--- Start of Records for the exercise ---

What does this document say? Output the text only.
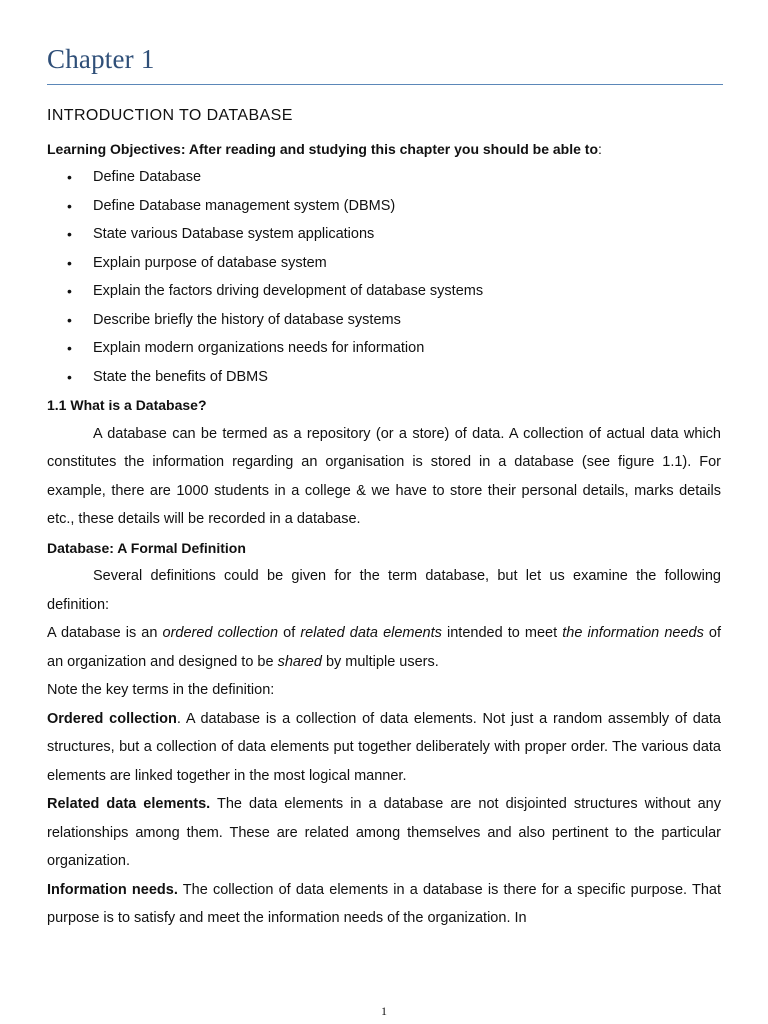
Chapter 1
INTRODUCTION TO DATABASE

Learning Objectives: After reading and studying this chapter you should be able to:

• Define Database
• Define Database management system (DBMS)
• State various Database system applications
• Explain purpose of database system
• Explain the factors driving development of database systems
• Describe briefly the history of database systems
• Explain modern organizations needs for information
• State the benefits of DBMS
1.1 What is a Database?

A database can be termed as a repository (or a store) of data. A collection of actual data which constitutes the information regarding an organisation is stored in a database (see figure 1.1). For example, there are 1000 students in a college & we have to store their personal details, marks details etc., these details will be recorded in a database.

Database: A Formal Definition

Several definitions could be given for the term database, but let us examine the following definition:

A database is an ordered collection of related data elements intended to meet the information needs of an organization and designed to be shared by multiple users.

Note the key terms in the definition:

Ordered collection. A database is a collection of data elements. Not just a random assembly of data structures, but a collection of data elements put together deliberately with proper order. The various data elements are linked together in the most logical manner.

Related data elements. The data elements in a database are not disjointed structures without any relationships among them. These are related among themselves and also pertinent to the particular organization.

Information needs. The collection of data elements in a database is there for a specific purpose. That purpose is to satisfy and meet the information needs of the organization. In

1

--- End of Records for the exercise ---
--- Start of Records for the exercise ---

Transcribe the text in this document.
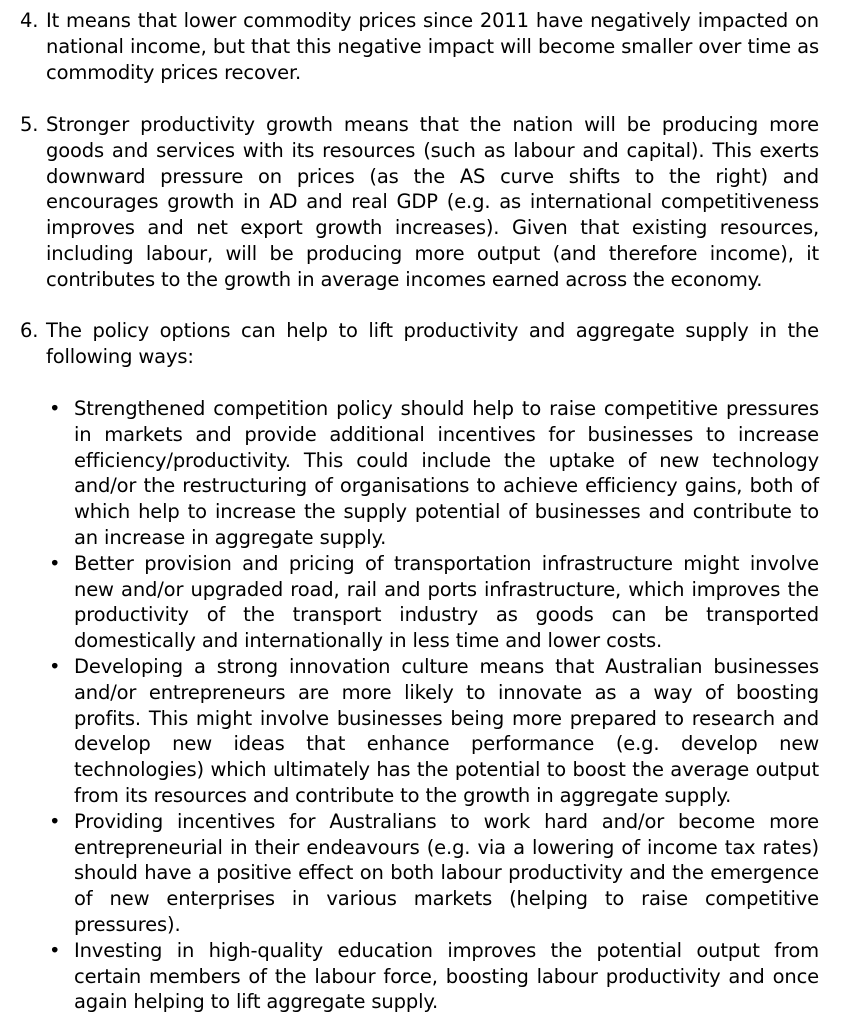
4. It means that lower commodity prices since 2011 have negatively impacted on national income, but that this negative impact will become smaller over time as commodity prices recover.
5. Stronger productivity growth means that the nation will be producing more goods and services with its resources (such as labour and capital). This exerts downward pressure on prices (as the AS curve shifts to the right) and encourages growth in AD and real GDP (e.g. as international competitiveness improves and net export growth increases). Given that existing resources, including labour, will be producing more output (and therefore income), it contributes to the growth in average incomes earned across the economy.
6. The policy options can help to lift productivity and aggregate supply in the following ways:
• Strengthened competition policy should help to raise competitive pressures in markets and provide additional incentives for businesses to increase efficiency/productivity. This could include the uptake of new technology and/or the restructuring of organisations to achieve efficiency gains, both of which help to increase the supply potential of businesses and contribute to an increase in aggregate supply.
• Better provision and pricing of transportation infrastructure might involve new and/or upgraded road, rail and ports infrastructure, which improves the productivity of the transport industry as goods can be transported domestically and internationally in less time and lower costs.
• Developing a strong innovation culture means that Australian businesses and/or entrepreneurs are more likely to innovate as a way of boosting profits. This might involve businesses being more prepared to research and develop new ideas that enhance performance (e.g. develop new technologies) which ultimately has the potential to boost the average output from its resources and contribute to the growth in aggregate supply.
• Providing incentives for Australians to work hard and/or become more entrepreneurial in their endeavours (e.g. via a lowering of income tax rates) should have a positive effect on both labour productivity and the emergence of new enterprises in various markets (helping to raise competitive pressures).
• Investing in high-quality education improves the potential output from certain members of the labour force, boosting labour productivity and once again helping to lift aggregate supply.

--- End of Records for the exercise ---
--- Start of Records for the exercise ---

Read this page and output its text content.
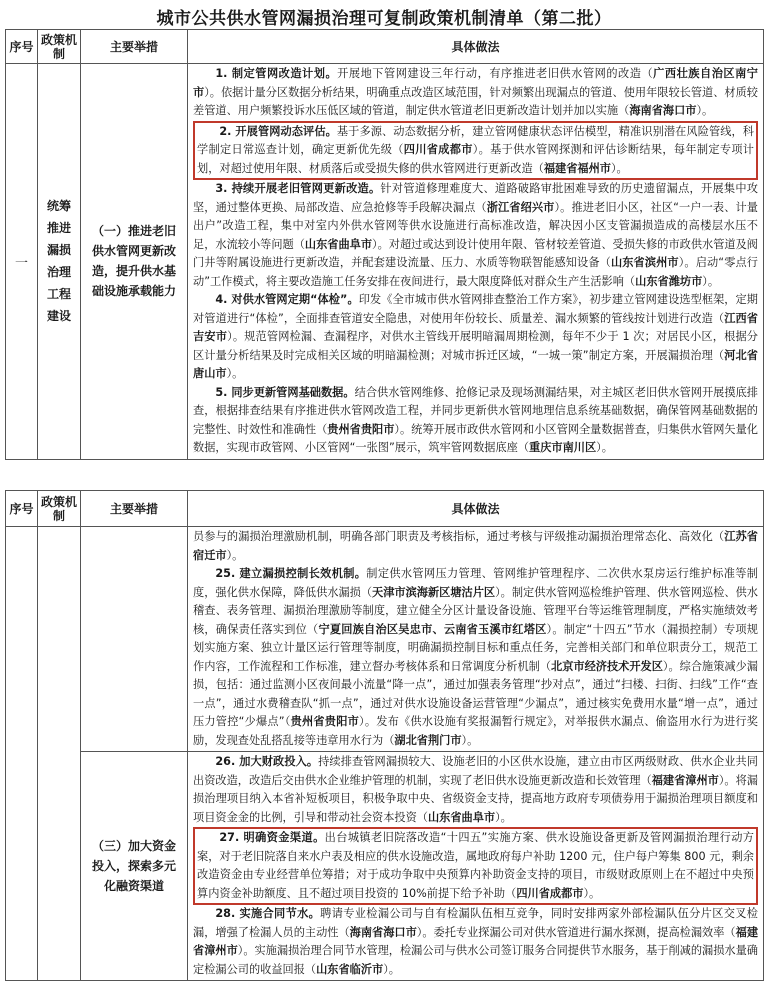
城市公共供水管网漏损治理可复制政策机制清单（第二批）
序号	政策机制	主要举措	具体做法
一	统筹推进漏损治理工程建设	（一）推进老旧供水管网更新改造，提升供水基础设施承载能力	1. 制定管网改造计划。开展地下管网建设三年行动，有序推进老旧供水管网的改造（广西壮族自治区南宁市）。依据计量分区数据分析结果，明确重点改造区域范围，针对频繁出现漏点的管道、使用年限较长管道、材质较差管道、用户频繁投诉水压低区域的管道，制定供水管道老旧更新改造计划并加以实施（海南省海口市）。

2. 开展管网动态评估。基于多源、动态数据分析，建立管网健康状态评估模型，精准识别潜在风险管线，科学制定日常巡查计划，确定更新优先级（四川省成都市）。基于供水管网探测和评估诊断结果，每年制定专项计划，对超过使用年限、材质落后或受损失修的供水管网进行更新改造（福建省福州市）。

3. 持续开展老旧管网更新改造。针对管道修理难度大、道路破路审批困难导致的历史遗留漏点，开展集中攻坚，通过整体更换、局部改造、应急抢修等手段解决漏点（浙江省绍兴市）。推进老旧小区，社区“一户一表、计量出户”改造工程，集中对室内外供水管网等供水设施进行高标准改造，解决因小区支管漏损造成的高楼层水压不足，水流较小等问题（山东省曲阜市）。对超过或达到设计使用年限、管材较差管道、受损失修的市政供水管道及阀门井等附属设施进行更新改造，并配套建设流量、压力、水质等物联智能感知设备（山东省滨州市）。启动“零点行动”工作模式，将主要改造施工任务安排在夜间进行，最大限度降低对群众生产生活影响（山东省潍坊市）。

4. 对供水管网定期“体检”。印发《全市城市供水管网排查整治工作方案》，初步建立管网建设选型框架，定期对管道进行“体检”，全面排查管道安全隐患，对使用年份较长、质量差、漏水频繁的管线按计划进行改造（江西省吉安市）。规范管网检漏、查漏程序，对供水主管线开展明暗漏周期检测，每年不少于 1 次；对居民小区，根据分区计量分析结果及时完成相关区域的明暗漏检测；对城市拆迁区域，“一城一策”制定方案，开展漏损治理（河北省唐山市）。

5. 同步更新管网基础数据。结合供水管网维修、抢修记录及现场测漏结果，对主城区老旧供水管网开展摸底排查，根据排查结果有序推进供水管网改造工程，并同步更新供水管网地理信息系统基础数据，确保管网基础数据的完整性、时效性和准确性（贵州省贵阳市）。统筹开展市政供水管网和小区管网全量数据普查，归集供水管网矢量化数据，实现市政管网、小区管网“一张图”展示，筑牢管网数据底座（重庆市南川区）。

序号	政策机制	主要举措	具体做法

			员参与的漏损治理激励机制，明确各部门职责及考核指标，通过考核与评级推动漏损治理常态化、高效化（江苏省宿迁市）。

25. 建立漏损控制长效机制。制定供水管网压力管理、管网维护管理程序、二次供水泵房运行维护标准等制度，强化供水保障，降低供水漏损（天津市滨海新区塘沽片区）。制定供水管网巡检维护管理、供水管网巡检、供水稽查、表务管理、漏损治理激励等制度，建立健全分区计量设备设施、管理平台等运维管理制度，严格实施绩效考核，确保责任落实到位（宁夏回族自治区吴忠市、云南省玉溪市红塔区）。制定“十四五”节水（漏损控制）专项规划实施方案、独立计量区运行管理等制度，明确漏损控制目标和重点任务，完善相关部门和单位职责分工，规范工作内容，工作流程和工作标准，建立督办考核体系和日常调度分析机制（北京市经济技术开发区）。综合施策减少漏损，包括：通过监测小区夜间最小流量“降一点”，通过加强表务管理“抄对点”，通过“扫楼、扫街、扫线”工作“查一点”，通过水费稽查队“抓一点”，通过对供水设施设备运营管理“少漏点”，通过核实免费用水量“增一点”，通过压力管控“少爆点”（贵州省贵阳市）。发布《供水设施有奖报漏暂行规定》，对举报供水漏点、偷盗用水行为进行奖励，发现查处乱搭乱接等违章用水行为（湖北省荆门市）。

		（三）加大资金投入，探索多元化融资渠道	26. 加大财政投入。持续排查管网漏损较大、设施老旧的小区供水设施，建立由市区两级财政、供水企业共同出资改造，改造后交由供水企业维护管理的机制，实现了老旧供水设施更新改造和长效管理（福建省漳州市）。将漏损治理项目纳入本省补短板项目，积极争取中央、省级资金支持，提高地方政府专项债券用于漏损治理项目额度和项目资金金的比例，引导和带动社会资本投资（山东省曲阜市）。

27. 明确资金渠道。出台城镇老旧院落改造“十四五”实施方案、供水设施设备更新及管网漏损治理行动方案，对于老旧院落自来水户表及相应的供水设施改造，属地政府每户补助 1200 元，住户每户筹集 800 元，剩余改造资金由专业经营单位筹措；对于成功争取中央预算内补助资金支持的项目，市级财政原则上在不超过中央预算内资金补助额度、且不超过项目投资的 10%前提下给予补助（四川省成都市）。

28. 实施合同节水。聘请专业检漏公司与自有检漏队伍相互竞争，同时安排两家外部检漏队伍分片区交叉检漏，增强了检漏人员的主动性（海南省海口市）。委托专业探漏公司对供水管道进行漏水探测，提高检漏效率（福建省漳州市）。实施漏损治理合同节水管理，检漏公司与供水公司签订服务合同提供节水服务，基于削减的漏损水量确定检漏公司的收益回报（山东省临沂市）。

--- End of Records for the exercise ---

Problem:
Copy out every line in the listing where the word "related" appears.

Reply to the task:
A database is an ordered collection of related data elements intended to meet the information needs of an organization and designed to be shared by multiple users.
Related data elements. The data elements in a database are not disjointed structures without any relationships among them. These are related among themselves and also pertinent to the particular organization.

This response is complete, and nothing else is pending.